─── Stored data ───

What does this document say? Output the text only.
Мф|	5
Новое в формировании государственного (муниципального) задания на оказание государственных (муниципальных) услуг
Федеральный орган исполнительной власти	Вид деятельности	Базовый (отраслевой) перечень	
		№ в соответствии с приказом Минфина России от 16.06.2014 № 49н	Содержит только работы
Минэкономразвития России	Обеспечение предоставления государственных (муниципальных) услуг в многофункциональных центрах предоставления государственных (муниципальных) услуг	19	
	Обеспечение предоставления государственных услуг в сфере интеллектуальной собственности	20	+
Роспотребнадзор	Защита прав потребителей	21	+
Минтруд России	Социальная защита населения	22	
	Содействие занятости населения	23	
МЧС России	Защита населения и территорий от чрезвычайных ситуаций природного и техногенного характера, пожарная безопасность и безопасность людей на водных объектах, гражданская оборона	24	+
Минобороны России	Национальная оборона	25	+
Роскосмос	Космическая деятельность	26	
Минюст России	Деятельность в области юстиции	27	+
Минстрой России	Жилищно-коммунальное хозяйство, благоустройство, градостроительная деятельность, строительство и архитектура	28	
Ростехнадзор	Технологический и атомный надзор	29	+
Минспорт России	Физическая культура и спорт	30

───

### Given exercise
Gather all the lines that include the word "Обеспечение" and copy them out.

### Correct response
Минэкономразвития России	Обеспечение предоставления государственных (муниципальных) услуг в многофункциональных центрах предоставления государственных (муниципальных) услуг	19	
	Обеспечение предоставления государственных услуг в сфере интеллектуальной собственности	20	+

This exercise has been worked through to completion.